__What to work on__: Determine the number of lines where "Computer" occurs and reply with that number by itself.

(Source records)
+-------+
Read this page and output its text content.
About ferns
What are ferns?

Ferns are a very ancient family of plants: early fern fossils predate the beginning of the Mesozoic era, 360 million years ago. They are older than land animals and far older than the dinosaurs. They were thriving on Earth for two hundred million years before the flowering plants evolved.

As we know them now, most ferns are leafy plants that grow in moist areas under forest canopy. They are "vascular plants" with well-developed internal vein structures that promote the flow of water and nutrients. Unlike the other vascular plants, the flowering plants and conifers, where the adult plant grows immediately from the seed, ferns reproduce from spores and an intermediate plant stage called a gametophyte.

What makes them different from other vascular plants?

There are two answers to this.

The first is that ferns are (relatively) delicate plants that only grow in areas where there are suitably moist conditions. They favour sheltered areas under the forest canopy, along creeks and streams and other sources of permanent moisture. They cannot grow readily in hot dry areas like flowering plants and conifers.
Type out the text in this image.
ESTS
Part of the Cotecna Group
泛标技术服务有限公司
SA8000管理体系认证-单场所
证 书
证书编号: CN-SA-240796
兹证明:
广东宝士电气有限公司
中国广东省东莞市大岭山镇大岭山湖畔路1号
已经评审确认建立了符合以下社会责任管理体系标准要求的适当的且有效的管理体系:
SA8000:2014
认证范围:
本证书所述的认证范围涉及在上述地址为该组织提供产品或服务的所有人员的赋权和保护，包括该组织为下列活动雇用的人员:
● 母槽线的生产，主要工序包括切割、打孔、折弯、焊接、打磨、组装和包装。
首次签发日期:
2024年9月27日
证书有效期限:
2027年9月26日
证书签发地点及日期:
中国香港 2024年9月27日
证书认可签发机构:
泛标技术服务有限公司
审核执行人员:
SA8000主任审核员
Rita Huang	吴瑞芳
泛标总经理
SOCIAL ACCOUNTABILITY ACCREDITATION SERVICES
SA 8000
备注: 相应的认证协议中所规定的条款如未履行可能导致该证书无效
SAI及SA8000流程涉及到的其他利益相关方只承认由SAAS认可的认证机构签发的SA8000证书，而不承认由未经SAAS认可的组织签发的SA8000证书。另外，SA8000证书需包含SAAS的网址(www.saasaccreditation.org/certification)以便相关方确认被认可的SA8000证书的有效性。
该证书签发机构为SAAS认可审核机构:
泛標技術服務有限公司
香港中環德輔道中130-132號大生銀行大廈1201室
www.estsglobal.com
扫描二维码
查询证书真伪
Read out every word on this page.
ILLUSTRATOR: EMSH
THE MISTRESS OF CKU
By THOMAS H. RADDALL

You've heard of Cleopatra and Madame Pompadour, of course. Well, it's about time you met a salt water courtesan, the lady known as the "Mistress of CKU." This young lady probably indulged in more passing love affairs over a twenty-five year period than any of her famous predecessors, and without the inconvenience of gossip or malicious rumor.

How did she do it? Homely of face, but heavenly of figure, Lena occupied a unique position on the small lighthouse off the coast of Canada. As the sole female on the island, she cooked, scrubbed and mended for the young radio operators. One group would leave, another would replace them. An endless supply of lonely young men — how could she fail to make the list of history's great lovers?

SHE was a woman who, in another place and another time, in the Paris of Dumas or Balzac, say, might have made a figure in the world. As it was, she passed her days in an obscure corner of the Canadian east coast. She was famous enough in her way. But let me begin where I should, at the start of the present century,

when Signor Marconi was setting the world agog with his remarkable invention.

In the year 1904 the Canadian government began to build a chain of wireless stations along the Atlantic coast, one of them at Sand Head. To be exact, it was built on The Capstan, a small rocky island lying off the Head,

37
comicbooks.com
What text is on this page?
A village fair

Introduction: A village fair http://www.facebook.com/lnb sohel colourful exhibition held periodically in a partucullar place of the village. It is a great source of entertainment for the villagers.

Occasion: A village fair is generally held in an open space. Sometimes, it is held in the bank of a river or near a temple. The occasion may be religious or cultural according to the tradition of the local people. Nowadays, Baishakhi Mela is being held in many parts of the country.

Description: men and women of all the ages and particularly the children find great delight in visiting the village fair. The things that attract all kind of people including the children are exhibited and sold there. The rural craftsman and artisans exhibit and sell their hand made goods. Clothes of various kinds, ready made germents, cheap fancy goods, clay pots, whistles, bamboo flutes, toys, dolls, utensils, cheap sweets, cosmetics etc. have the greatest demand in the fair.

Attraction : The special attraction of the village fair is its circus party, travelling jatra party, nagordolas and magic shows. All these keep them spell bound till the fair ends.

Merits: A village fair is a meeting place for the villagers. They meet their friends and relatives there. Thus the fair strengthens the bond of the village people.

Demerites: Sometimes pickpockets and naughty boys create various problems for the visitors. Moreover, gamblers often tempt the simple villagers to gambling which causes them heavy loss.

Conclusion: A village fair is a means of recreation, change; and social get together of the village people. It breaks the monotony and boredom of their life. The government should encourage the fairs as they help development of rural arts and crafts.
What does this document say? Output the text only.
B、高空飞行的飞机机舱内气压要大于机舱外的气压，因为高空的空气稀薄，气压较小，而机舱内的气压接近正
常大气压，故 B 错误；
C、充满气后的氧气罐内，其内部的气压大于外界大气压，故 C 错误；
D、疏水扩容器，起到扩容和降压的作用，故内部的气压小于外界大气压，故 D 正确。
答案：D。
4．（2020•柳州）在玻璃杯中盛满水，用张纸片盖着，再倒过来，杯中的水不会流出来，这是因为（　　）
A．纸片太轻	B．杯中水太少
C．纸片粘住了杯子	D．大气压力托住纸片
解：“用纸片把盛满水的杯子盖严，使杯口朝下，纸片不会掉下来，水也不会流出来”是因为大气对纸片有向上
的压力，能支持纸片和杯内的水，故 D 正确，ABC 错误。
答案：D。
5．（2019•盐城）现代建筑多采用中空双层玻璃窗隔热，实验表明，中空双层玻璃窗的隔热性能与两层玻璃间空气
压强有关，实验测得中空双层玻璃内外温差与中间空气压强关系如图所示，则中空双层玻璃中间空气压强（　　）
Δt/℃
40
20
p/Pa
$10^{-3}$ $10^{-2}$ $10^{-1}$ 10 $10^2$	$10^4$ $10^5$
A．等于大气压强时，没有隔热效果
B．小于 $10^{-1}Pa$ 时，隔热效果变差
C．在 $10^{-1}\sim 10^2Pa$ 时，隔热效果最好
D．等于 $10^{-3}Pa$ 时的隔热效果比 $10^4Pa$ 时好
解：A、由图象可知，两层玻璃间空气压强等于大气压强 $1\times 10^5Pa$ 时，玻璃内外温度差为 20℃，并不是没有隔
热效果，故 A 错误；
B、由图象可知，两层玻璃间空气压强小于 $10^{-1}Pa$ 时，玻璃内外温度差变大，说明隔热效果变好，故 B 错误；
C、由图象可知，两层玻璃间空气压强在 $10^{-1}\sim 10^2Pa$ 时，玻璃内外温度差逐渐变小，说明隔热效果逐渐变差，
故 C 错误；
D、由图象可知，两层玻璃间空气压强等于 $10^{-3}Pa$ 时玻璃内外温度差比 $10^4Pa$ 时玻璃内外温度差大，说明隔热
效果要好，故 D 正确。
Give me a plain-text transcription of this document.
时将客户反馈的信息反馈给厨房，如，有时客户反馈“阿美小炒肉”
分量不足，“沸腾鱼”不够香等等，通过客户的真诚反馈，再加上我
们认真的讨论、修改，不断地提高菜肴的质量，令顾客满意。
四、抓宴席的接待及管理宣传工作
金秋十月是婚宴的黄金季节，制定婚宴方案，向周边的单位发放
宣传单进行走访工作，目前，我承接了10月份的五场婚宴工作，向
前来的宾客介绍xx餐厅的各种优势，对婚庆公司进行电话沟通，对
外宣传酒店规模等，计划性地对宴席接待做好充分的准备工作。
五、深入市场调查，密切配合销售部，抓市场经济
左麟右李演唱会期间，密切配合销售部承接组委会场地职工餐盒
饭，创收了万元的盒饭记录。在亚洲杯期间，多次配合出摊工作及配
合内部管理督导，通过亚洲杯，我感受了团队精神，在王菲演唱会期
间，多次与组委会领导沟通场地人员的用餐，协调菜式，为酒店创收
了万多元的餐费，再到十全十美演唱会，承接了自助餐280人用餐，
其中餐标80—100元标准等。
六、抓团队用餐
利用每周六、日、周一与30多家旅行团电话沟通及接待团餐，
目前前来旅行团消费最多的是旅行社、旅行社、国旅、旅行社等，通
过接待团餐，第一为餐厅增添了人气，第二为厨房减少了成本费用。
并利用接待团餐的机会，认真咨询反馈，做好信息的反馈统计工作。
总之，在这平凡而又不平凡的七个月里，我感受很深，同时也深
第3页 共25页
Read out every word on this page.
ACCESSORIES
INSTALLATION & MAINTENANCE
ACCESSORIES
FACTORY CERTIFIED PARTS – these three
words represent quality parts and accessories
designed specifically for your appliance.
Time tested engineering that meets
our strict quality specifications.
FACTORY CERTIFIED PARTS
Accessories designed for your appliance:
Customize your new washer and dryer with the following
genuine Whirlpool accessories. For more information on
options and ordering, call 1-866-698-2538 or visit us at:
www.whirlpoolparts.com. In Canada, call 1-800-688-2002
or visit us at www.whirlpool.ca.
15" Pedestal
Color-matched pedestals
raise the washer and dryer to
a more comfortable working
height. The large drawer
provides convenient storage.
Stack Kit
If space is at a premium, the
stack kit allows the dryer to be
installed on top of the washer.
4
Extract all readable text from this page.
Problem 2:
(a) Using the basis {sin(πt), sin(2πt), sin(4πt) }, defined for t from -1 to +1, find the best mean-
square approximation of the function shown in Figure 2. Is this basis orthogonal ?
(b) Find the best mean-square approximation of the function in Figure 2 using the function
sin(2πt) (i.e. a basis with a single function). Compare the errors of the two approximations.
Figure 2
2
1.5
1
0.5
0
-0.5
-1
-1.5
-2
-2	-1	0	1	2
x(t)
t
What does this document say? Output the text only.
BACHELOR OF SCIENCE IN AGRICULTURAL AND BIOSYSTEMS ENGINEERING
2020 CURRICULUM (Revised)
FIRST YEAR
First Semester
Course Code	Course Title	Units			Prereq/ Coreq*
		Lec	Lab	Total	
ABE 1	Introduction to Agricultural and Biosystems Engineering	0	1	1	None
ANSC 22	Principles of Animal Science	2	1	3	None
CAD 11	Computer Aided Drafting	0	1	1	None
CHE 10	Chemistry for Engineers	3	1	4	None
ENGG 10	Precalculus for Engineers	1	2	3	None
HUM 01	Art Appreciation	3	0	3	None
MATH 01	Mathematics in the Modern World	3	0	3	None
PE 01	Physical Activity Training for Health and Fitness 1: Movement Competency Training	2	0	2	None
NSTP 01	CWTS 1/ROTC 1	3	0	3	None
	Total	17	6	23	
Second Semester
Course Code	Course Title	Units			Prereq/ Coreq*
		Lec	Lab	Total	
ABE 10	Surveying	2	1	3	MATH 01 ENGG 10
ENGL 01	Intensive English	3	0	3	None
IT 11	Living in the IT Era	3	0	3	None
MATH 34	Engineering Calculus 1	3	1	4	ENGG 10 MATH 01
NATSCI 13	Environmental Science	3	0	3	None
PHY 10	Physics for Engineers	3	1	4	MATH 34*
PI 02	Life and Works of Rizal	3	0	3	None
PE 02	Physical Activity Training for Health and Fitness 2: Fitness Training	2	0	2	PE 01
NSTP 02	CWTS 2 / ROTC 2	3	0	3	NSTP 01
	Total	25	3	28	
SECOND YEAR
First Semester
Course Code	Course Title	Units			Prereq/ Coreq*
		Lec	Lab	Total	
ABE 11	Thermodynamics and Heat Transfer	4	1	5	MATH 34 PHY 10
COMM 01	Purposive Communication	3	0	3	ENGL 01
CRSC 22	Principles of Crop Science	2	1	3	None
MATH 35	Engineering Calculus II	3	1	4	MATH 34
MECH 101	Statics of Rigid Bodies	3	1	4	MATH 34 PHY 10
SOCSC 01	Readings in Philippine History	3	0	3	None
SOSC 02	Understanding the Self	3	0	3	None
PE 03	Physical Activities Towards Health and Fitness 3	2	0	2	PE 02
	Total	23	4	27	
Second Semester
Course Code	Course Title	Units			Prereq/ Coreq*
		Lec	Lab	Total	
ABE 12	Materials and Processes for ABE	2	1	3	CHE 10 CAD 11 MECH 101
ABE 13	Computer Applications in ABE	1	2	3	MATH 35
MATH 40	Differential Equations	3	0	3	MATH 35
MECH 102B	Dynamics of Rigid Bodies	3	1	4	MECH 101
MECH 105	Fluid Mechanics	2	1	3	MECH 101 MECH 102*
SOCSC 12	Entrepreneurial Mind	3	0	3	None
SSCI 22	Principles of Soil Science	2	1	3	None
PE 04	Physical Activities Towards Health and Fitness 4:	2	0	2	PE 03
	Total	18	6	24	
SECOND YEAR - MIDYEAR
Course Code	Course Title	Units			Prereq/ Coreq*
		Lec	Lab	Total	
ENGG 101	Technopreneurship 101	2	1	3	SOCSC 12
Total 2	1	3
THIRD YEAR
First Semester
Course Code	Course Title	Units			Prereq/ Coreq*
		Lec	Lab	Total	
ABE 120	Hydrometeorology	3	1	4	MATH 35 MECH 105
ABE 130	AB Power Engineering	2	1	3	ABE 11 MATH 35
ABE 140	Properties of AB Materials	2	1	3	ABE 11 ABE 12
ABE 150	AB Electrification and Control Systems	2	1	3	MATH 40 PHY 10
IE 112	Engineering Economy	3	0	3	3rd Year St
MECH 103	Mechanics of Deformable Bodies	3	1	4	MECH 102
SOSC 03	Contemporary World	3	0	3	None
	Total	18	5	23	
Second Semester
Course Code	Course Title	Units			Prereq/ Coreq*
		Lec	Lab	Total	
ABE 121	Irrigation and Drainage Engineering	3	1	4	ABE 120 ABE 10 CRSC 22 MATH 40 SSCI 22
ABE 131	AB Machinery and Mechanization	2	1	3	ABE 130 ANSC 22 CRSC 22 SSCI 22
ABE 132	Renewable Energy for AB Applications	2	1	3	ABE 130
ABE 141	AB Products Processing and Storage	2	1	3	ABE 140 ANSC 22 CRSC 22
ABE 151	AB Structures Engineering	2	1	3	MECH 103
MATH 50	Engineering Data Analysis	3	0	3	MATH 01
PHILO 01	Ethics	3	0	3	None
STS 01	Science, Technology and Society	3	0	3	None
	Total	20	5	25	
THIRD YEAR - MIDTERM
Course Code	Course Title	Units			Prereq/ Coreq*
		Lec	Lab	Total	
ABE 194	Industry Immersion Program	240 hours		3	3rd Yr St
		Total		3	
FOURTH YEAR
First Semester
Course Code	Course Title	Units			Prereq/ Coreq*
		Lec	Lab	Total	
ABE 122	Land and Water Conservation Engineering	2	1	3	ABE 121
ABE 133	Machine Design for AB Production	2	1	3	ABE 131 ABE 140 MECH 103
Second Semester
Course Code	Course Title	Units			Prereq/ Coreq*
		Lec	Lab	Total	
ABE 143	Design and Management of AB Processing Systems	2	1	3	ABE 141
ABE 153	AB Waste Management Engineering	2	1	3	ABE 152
+-------+
__Response for this exercise__: 2